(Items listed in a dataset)

**********

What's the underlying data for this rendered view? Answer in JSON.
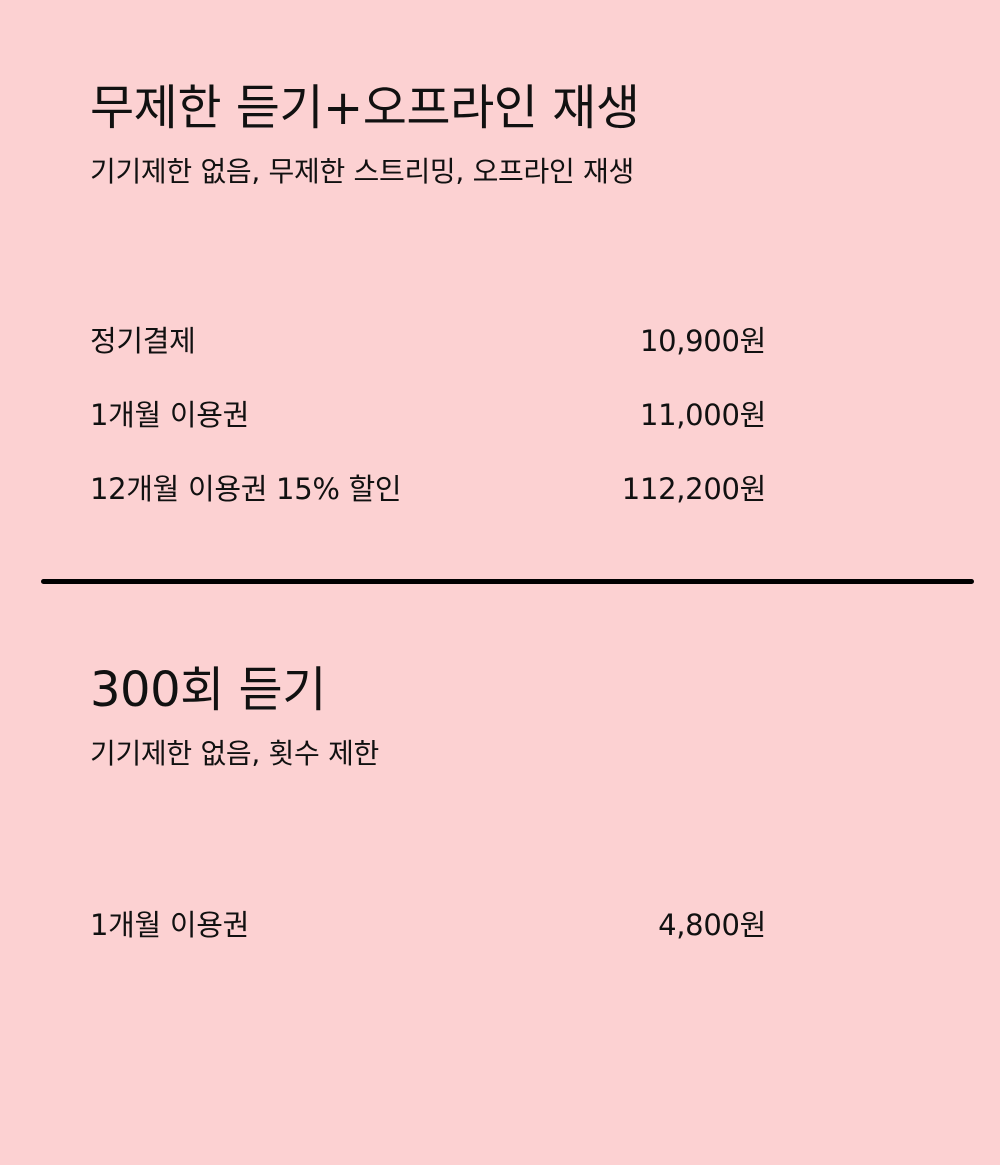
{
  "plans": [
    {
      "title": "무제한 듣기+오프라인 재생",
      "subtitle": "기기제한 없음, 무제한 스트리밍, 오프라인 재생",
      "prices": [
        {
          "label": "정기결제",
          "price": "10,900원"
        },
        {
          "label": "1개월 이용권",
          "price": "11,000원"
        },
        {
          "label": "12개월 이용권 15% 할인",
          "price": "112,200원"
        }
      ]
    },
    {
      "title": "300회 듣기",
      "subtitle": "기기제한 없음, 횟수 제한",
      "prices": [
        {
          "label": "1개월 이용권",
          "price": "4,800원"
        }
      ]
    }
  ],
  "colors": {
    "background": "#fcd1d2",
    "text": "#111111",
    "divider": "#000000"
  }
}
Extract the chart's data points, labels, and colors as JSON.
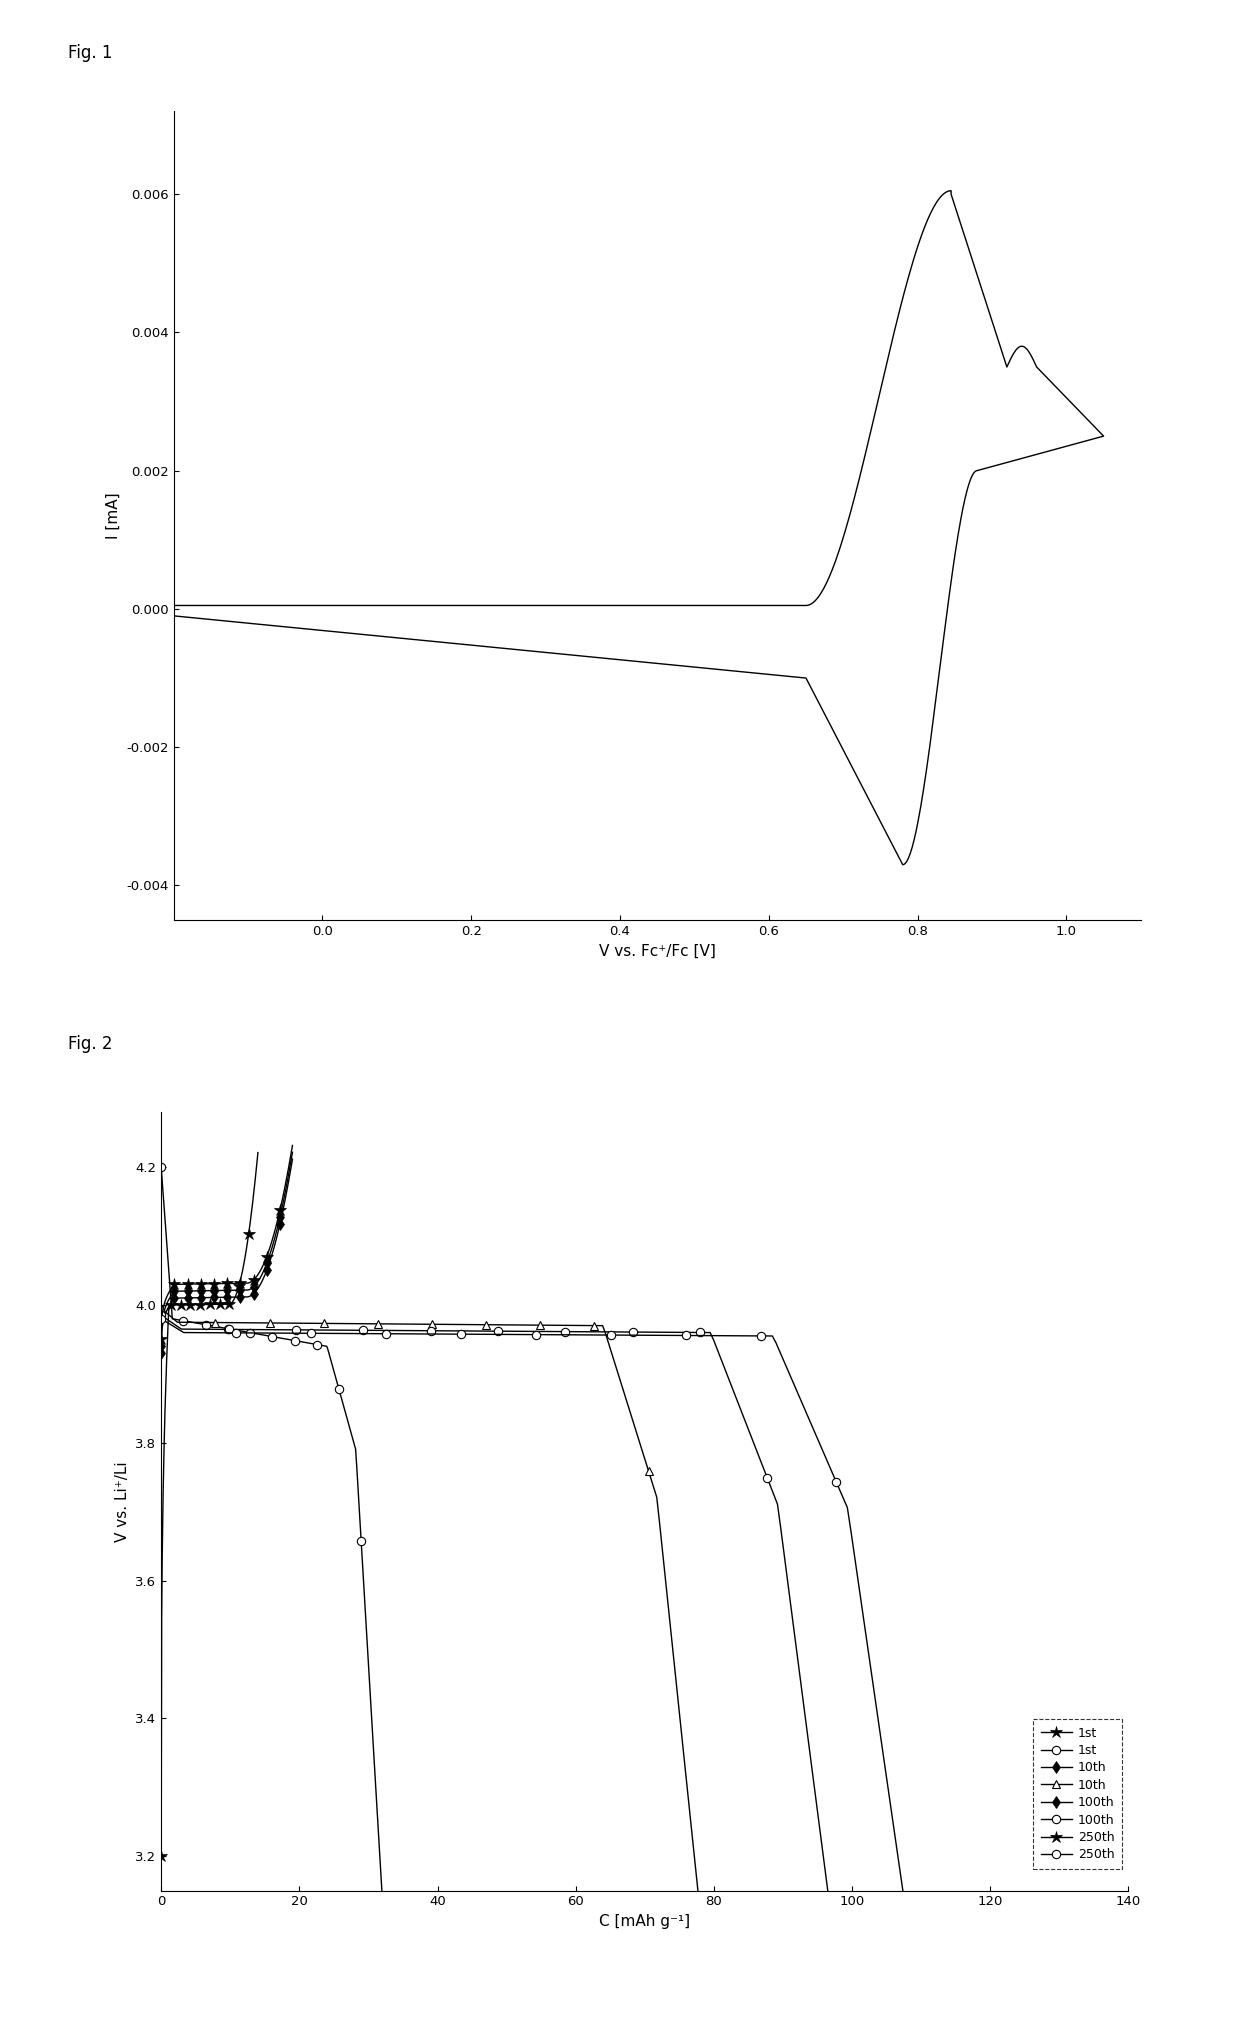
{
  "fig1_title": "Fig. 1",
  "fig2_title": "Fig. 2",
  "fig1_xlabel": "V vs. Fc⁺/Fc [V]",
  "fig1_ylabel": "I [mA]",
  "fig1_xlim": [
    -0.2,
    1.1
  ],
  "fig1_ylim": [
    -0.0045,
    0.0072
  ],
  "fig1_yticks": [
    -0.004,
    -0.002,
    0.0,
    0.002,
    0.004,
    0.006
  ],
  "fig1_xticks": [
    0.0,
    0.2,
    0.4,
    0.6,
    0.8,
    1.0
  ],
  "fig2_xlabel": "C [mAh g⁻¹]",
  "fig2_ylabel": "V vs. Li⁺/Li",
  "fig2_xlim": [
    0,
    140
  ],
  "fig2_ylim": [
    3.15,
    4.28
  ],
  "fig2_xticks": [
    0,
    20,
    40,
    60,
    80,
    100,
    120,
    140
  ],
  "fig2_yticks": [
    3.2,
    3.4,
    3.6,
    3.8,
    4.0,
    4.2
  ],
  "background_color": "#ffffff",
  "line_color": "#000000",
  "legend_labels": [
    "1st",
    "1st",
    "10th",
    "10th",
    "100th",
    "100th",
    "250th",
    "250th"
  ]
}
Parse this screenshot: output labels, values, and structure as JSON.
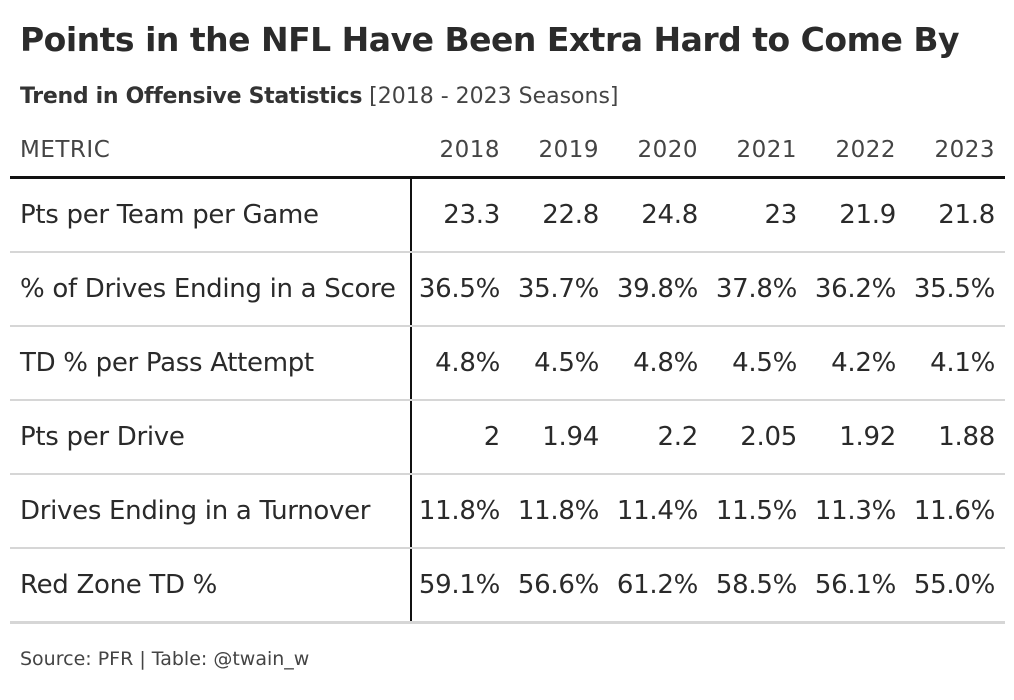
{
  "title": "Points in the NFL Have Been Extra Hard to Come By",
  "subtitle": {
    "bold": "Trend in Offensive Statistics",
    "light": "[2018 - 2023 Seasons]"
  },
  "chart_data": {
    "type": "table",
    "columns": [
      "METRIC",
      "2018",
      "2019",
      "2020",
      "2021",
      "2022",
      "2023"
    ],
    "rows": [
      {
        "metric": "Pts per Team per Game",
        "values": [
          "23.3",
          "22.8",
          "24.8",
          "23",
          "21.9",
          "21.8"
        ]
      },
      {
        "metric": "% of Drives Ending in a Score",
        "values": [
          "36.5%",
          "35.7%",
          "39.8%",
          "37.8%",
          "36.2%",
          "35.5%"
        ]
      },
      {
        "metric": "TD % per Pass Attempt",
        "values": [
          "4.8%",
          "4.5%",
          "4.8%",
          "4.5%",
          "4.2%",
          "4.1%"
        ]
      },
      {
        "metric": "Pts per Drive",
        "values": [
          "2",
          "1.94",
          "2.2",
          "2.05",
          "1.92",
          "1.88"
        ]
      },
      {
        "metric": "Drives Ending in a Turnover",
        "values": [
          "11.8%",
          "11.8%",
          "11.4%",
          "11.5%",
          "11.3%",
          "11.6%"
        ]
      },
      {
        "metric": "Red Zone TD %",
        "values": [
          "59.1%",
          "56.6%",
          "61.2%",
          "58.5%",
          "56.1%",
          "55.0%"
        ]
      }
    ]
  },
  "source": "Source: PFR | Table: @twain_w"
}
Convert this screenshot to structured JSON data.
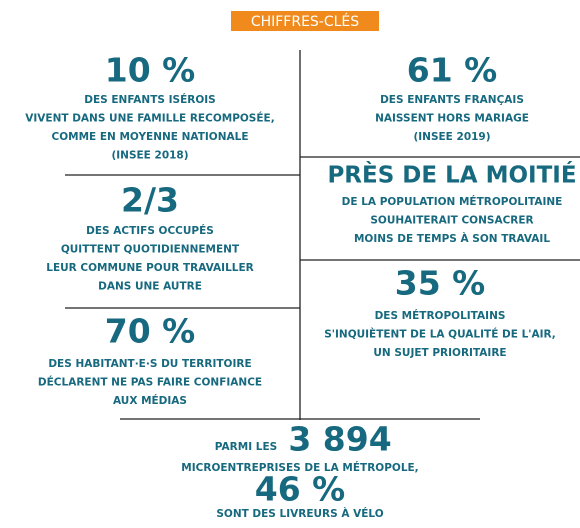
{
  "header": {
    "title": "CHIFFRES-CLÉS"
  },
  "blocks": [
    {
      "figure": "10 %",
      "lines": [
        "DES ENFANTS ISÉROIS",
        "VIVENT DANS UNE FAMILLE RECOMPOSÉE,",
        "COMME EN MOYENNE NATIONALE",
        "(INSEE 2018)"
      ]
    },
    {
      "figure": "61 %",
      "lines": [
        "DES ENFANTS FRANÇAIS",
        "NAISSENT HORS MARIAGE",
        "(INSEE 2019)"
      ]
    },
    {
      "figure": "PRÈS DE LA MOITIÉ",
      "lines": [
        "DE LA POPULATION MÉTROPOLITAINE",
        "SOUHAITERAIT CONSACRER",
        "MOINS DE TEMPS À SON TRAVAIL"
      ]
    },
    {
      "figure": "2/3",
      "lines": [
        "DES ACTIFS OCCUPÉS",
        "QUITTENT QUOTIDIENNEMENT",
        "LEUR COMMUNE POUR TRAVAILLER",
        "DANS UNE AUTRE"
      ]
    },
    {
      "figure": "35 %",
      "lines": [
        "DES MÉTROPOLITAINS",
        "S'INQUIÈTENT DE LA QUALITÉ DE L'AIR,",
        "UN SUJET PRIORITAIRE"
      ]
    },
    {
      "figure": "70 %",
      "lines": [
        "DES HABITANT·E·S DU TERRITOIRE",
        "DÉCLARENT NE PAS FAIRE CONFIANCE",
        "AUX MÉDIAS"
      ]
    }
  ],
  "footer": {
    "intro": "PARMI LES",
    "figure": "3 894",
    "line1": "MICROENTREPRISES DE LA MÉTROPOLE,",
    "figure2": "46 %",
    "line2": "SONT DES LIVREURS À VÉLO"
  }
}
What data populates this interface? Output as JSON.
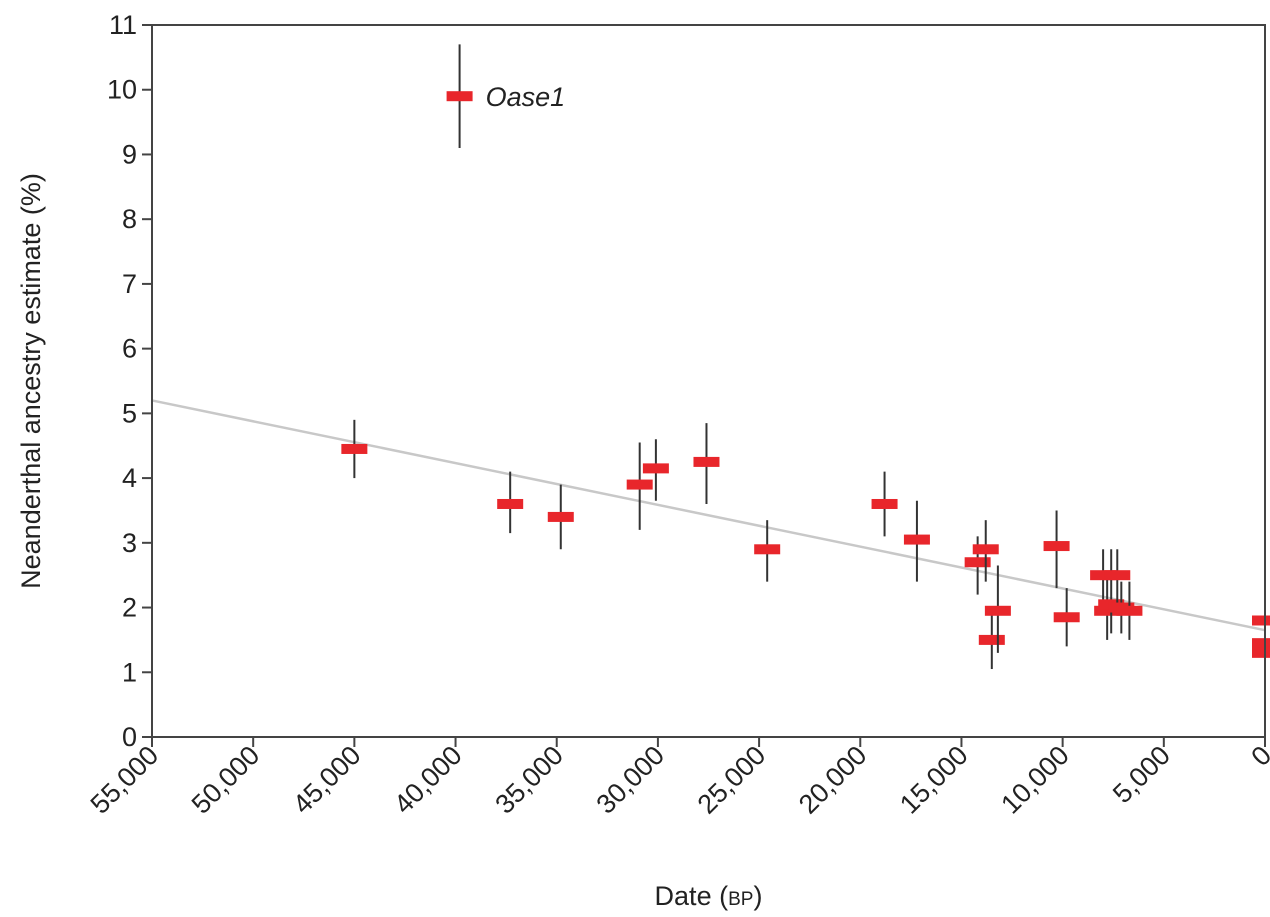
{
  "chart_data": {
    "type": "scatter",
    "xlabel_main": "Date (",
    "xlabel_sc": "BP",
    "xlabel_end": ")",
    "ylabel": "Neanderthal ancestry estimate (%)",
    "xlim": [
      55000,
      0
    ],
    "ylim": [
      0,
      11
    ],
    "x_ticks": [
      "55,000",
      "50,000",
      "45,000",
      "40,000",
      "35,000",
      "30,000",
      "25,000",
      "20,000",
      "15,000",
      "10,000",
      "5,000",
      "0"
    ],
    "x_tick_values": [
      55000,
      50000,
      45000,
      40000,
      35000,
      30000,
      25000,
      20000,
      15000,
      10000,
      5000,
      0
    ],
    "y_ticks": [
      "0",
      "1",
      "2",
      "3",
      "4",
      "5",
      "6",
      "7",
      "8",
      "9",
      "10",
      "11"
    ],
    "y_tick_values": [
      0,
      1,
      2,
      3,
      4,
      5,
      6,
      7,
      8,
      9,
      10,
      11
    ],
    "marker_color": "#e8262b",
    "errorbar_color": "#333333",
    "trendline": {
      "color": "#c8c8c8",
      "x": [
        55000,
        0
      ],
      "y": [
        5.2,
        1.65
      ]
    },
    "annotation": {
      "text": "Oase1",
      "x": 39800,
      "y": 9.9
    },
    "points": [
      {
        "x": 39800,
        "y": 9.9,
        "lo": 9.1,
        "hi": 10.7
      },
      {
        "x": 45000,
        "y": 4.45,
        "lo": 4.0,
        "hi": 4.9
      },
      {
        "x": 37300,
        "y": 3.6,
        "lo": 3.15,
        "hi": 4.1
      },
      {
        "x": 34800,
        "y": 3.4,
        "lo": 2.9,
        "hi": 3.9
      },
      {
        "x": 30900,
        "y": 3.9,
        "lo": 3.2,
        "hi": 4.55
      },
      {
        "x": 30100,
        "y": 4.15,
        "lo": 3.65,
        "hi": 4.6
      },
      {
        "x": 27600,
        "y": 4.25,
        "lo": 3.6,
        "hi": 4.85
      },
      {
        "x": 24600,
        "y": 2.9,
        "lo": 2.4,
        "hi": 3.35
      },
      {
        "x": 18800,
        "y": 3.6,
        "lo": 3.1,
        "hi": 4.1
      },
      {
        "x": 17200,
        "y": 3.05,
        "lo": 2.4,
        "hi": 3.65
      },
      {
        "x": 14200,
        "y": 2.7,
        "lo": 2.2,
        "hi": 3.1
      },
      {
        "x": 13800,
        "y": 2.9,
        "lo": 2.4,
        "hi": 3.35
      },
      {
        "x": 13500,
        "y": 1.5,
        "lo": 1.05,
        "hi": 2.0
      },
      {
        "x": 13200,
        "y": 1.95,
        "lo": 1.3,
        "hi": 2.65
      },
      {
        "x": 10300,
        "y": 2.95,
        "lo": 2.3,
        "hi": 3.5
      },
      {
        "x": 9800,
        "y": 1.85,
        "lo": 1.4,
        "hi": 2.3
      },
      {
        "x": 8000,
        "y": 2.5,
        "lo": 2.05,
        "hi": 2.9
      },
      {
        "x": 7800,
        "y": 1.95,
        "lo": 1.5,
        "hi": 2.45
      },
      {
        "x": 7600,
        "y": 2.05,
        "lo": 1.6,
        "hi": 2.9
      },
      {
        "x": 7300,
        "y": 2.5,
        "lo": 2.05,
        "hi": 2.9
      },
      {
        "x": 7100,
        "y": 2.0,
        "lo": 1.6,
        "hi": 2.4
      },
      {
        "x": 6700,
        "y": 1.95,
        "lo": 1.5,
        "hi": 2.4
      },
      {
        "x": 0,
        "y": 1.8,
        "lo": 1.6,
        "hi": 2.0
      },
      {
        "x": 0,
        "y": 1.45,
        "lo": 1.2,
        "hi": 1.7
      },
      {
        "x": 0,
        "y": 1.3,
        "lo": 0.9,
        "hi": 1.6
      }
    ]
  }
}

**********

__Prompt__
In the entries above, find lines with "오프라인" and copy each.

__Finished answer__
      "title": "무제한 듣기+오프라인 재생",
      "subtitle": "기기제한 없음, 무제한 스트리밍, 오프라인 재생",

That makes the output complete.